Figure record extracts:
▬▬▬

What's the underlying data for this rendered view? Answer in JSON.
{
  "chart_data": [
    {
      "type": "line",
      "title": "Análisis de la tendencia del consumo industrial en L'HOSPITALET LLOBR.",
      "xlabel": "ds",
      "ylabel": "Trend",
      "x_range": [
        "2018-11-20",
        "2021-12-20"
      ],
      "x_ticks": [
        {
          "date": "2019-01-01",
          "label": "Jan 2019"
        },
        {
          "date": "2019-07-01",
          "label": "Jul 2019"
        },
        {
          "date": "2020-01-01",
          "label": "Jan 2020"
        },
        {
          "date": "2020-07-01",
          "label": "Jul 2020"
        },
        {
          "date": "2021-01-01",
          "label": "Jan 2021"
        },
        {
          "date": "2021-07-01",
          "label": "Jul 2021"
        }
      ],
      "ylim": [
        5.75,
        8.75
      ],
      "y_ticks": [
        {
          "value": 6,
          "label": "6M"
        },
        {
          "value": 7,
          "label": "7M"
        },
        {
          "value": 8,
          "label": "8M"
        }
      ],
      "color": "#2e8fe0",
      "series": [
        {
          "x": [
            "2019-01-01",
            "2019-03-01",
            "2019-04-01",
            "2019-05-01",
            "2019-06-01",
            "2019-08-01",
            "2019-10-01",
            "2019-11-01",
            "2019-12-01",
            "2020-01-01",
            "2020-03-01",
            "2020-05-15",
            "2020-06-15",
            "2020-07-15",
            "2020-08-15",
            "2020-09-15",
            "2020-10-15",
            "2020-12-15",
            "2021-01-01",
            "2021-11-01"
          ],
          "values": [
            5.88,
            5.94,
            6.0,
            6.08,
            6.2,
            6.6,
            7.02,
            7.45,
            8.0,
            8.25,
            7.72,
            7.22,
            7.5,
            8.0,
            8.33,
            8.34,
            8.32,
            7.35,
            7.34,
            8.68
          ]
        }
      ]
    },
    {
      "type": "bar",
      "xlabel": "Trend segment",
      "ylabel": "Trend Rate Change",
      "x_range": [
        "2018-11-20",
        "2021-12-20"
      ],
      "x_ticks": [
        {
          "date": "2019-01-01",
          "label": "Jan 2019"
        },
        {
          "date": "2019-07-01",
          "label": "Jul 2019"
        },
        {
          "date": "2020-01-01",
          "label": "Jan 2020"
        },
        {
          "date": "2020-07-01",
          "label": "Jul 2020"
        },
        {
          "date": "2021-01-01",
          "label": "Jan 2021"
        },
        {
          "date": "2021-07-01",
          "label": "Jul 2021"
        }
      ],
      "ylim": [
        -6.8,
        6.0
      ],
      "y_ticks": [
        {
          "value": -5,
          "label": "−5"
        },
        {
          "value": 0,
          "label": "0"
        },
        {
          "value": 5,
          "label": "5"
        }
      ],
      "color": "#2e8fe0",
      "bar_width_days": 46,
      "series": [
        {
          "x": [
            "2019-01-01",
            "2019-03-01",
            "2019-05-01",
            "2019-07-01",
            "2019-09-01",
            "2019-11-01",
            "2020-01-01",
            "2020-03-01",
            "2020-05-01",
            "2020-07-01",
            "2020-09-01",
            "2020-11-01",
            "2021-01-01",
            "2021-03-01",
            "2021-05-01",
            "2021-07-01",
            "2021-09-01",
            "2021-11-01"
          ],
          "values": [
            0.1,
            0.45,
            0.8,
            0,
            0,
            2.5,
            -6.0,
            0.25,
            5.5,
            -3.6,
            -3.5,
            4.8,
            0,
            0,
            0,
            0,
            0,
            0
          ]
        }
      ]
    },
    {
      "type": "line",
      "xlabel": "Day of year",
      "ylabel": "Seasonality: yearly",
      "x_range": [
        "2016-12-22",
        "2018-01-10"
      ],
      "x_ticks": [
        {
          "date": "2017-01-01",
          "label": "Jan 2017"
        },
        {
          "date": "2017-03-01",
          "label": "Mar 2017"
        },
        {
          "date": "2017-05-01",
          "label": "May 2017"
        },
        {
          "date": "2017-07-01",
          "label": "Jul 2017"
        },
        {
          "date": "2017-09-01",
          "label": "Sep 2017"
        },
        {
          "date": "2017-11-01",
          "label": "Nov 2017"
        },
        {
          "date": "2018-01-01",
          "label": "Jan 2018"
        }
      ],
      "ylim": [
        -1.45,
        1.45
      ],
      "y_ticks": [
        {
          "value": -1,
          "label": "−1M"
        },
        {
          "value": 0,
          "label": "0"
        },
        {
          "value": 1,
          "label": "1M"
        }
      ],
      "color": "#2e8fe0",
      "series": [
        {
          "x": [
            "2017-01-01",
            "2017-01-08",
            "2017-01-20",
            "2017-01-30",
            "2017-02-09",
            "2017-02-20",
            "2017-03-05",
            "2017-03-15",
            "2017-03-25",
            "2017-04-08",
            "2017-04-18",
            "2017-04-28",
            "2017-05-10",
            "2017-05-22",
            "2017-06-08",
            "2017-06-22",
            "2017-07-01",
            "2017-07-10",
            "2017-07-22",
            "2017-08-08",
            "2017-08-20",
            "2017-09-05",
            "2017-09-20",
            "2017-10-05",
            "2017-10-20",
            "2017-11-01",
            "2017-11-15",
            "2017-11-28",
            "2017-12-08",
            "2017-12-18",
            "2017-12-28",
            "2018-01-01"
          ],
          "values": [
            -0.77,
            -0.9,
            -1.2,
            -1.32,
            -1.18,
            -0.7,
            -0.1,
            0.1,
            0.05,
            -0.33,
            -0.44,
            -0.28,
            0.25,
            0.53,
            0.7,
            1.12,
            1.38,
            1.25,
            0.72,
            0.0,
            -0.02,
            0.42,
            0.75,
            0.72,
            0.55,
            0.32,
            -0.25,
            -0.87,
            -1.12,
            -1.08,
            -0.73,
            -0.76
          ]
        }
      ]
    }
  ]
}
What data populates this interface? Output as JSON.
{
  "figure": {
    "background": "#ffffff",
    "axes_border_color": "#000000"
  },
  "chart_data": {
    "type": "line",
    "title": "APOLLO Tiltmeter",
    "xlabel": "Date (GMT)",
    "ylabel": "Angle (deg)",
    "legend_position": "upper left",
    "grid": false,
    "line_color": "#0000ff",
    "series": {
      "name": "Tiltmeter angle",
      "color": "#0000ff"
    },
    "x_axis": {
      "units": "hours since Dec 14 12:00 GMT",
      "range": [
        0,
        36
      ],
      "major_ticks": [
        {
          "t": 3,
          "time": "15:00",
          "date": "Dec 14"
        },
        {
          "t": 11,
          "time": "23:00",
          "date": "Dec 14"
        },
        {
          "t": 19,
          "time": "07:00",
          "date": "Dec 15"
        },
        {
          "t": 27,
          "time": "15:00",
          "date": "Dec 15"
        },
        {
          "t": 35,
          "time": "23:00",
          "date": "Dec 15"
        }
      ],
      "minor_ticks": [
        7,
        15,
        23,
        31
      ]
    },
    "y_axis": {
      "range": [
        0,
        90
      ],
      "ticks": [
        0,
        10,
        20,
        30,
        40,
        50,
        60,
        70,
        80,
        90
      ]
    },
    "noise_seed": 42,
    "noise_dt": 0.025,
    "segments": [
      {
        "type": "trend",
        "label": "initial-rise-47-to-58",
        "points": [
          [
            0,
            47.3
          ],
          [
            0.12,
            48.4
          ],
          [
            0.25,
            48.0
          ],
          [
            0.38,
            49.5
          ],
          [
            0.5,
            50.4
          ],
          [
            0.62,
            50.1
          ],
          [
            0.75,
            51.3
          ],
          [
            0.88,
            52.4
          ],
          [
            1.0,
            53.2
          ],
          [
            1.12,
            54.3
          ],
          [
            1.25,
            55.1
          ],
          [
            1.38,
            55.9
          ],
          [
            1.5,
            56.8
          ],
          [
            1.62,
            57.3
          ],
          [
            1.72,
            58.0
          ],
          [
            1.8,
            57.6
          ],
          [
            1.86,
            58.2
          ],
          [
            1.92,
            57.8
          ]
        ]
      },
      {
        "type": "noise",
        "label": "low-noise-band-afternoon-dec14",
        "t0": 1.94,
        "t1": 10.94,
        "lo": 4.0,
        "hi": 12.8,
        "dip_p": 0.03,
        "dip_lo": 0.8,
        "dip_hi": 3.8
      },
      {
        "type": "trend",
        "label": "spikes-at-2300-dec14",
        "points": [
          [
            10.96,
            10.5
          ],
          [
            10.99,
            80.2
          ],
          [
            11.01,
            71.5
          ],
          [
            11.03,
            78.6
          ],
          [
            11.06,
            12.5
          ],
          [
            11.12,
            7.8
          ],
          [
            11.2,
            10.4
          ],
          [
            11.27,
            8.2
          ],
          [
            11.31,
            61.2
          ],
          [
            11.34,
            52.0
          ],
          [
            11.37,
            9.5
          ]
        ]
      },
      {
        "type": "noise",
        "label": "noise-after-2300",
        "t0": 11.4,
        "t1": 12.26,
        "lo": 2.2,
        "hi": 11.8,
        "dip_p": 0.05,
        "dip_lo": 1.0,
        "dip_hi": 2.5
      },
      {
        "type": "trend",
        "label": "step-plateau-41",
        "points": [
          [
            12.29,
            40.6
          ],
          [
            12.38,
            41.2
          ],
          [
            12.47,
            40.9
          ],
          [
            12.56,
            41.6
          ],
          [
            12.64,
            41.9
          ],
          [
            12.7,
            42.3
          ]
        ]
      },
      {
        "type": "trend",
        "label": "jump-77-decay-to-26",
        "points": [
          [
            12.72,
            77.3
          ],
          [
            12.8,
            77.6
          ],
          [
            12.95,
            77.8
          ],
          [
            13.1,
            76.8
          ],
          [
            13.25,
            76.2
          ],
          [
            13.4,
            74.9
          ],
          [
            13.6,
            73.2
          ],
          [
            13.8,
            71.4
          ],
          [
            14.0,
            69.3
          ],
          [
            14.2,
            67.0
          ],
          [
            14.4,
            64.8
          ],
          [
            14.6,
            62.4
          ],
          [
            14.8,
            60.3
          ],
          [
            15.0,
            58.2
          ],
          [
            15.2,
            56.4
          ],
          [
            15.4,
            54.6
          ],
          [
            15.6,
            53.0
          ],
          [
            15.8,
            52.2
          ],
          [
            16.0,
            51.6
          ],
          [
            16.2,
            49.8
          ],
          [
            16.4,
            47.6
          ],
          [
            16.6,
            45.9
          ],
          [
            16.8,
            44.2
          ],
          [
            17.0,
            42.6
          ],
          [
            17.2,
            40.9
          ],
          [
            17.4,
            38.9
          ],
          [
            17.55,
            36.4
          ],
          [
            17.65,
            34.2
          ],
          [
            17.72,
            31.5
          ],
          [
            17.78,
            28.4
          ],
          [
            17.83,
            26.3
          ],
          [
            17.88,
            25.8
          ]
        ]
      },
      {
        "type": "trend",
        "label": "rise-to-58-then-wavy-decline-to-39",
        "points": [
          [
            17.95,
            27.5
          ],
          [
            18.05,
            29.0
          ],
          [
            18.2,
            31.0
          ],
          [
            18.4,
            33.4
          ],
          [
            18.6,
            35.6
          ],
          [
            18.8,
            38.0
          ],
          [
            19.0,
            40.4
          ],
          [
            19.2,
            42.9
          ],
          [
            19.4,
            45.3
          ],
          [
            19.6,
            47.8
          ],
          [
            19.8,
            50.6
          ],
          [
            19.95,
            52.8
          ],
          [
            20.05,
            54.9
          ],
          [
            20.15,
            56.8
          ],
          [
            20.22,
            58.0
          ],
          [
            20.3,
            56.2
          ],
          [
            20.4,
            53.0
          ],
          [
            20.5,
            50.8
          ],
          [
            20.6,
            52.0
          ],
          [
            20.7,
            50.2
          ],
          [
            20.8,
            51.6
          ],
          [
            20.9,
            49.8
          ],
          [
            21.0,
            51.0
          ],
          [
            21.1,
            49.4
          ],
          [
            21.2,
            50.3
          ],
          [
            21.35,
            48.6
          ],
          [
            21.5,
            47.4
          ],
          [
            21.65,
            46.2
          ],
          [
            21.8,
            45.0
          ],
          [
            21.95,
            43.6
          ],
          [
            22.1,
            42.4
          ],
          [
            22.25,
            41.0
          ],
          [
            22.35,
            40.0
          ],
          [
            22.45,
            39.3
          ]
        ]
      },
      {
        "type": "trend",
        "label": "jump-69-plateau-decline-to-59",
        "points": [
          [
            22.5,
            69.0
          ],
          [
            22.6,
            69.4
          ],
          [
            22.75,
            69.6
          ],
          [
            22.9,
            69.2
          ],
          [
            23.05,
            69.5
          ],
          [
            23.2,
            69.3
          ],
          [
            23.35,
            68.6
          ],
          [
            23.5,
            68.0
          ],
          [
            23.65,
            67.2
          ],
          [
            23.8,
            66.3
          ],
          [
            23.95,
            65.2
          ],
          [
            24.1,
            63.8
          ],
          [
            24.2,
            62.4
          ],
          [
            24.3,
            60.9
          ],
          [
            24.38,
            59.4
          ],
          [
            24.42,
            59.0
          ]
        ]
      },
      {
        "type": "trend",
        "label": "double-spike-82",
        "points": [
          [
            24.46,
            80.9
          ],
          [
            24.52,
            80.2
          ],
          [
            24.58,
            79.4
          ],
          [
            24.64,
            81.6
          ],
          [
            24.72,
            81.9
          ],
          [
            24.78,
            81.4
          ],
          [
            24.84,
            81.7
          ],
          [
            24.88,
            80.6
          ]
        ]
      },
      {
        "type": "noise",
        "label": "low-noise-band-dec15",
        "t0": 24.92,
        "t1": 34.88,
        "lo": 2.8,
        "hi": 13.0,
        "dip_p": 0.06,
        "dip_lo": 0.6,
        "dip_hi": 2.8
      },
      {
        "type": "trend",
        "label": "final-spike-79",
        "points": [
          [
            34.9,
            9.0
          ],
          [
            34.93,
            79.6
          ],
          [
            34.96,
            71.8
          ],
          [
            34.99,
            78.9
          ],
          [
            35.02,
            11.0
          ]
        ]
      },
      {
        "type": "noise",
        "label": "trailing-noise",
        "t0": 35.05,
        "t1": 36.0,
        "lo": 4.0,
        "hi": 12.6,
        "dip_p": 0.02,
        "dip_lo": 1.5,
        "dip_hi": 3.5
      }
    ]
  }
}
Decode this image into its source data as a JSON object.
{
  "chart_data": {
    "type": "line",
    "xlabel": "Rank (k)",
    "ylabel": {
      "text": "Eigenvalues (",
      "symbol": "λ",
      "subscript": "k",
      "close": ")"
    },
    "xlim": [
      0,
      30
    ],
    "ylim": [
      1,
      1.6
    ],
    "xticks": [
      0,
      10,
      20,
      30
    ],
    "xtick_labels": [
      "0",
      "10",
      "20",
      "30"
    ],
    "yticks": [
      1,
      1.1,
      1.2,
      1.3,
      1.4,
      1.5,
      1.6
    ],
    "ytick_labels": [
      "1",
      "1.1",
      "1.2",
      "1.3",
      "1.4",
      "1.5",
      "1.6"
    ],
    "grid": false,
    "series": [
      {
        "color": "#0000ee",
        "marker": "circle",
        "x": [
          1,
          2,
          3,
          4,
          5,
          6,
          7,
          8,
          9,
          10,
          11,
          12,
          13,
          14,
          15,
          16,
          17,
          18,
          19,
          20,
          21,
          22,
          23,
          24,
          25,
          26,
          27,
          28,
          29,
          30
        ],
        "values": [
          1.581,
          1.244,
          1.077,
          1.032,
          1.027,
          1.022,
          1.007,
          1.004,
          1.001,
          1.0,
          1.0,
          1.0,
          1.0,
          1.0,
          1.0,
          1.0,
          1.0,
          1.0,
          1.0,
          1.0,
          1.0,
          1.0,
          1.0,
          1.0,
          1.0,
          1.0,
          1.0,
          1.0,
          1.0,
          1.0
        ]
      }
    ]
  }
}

▬▬▬

• _Required task_: Tell how many lines include "JSON". The number is the whole answer.

• _Result below_: 3